■ 所给文本 ■
═══

2019年9月29日,劳尔·卡斯特罗等6位国际友人获得中华人民共和国友谊勋章。104岁的伊莎白在儿子柯马凯陪伴下受勋。母子俩都出生在中国、成长在中国,并且定居在中国。柯马凯说着一口地道的北京话,继承父母的志向,年近古稀的他至今仍活跃在推动中外友好交往的一线。

柯马凯说,母亲的荣誉属于一代人。在我们身边,的确还有更多知名、不知名的外国友人,比如痴心钻研汉字的汉字叔叔西尔斯,为中国革命、中日友好奉献一生的日籍解放军华井满和砂原惠,以及在中国一呆32年、见证巨变的英国摄影师康诺利……他们像我们一样,对这片土地无比热爱,也在这片土地上留下了他们年华的印迹。他们的故事,值得铭记。

“红旗下的洋孩子”柯马凯

荣誉属于一代人

一副洋面孔电视剧(这些洋面孔)(1)

柯马凯在家中接受北京日报客户端记者采访 王雅贤摄

2019年9月29日,中华人民共和国国家勋章和国家荣誉称号颁授仪式在人民大会堂金色大厅举行。主席向劳尔·卡斯特罗等6位国际友人颁授了友谊勋章。最后一个上台受勋的,是104岁的伊莎白·柯鲁克。

当天,牵着母亲的手,始终陪伴在伊莎白身边的,是68岁的二儿子柯马凯。他以一袭中山装亮相,令所有人眼前一亮。伊莎白也身着传统中式上衣。柯马凯说,这样的着装代表了他们与中国深刻的渊源——他们都出生在中国,成长在中国,把自己毕生的精力奉献给了这个国家。

柯马凯的外祖父和外祖母是在成都兴办教育的加拿大传教士,母亲伊莎白1915年就出生在成都。父亲大卫·柯鲁克是英国伦敦的犹太人,也是英国共产党党员,参加过西班牙内战,在西班牙认识了白求恩。1942年和大卫·柯鲁克结婚后,伊莎白也加入了英国共产党。

═══

■ 所给资料 ■
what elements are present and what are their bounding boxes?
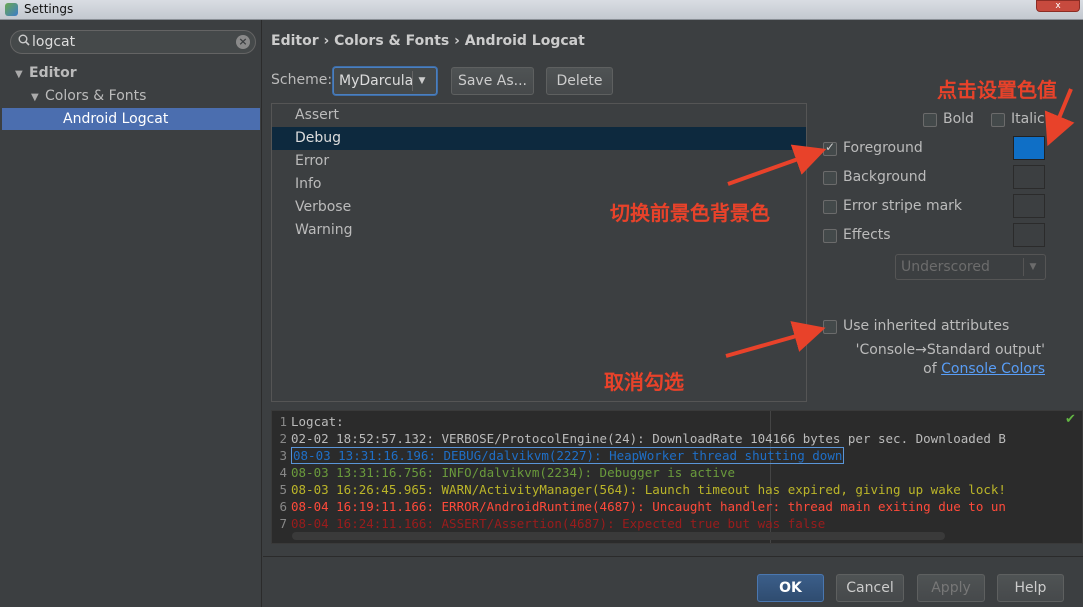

═══

■ 练习要求 ■
所给文本在"比如"之后列举了哪几位外国友人?逐一写出他们的名字。

■ 参考答案 ■
西尔斯、华井满、砂原惠、康诺利